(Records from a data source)
======

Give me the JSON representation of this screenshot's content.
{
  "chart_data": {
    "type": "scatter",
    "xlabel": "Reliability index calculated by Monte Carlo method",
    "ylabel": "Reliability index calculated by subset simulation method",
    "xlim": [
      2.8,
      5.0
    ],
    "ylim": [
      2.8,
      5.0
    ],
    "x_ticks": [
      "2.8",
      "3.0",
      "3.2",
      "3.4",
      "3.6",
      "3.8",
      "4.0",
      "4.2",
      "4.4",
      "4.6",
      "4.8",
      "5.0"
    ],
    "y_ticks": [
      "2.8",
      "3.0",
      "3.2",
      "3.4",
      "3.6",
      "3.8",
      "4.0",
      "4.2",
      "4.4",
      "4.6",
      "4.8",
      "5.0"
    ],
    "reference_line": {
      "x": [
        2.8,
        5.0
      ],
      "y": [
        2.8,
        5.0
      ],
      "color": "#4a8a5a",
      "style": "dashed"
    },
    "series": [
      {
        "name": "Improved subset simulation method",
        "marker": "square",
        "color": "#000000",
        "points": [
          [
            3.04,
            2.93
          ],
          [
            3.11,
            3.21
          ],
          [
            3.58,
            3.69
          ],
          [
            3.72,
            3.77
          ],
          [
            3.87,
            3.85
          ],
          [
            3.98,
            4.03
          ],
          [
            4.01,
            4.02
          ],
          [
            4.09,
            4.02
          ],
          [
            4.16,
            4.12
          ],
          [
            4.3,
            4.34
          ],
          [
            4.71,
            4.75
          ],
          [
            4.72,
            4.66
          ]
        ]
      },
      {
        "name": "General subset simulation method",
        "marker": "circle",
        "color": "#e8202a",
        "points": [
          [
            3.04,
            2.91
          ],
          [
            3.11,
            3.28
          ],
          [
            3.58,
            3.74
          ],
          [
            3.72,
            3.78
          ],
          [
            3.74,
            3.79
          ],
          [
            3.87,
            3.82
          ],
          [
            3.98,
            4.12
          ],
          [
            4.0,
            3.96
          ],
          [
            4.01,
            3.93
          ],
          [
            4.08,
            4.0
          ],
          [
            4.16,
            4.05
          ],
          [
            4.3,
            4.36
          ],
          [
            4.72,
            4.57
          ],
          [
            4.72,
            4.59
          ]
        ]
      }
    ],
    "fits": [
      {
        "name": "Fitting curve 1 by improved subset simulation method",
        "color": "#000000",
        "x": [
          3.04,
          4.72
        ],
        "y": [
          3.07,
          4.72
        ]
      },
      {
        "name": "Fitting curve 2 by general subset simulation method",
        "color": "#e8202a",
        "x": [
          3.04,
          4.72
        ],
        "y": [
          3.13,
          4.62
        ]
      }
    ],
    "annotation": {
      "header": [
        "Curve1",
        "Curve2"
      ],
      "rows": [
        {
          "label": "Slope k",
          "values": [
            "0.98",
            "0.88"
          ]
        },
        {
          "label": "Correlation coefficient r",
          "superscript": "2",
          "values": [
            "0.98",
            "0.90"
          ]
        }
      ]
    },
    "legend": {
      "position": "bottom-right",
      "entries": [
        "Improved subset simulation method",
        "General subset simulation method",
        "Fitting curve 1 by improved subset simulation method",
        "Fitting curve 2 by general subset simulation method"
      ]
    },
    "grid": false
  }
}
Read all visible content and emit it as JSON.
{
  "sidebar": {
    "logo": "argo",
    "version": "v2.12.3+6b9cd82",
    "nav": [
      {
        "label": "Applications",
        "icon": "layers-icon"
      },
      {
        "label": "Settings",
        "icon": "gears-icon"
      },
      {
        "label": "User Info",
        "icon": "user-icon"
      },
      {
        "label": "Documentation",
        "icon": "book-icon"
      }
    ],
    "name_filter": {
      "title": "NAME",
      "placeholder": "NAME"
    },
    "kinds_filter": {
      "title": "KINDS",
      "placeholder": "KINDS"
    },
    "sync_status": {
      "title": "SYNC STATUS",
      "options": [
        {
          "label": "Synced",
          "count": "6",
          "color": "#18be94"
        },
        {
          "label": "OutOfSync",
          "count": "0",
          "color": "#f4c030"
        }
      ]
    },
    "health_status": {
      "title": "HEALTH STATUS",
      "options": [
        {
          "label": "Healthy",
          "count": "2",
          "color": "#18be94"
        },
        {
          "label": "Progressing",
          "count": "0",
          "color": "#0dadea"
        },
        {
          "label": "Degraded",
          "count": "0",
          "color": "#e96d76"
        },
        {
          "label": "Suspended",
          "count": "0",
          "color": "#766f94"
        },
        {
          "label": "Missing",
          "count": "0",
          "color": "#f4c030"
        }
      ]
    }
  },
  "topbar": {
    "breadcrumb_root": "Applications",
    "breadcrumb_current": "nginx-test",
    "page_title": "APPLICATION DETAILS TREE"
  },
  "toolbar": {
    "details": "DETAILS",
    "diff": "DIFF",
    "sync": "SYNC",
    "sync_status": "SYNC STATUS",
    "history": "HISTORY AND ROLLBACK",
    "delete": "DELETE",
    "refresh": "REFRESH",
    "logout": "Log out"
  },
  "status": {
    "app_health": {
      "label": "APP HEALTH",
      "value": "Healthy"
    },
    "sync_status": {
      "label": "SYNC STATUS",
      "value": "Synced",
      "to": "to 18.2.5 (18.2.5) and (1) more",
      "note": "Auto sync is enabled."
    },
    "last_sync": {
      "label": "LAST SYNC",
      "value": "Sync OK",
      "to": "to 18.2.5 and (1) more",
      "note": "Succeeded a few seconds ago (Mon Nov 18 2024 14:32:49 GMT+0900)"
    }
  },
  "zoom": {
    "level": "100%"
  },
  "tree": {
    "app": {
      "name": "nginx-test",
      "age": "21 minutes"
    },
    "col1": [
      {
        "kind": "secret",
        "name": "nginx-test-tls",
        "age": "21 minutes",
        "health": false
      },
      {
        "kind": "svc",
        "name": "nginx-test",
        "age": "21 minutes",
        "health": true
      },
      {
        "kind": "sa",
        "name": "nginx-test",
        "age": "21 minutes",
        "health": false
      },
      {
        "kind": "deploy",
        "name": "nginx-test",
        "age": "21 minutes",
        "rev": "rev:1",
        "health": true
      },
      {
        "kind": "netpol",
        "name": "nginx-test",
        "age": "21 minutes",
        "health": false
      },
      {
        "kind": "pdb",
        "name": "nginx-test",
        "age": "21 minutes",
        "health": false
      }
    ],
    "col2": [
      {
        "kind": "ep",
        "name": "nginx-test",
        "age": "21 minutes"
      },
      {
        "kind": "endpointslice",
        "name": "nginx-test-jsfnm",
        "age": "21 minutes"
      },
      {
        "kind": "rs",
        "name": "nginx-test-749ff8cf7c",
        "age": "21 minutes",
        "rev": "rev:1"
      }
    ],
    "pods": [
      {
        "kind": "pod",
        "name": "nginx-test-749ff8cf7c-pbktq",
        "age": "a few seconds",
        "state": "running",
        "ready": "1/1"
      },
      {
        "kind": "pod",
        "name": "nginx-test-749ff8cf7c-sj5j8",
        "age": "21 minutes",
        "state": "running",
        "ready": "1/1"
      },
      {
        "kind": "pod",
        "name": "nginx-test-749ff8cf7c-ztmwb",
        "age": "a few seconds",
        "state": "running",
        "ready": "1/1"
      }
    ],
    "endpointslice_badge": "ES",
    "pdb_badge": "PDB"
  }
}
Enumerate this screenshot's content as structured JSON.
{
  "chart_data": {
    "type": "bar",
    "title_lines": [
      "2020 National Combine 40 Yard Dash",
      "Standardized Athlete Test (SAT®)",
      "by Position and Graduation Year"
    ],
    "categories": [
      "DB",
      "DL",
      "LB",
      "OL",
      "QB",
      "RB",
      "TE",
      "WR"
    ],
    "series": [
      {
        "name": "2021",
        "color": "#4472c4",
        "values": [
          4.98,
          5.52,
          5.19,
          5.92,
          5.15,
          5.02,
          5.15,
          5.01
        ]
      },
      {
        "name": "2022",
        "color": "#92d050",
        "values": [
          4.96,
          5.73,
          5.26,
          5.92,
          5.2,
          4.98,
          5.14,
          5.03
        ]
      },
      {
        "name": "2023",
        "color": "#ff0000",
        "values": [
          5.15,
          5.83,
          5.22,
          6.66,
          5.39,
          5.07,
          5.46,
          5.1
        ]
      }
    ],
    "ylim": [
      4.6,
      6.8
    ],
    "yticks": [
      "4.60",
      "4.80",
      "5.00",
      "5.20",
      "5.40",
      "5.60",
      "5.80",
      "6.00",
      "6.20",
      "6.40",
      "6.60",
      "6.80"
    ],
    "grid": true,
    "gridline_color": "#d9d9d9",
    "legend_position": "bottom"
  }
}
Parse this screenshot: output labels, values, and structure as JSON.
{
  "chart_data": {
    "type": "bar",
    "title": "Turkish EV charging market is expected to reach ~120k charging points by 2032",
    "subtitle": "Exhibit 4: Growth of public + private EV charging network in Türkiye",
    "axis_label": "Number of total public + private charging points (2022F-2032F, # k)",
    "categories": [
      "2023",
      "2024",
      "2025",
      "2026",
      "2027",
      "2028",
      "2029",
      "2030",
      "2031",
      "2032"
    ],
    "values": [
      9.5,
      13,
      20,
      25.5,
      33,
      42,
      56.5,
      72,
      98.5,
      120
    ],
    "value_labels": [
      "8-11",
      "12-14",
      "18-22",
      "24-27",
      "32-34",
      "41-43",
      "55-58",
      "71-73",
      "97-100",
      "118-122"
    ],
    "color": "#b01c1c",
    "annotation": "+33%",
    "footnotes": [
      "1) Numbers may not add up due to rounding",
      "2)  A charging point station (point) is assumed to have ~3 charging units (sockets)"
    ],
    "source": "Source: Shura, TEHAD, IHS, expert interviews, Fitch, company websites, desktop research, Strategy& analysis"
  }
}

======

- Requirement -
Find the count of lines in the data above where the string "private" occurs. Provide that number alone.

- Output below -
2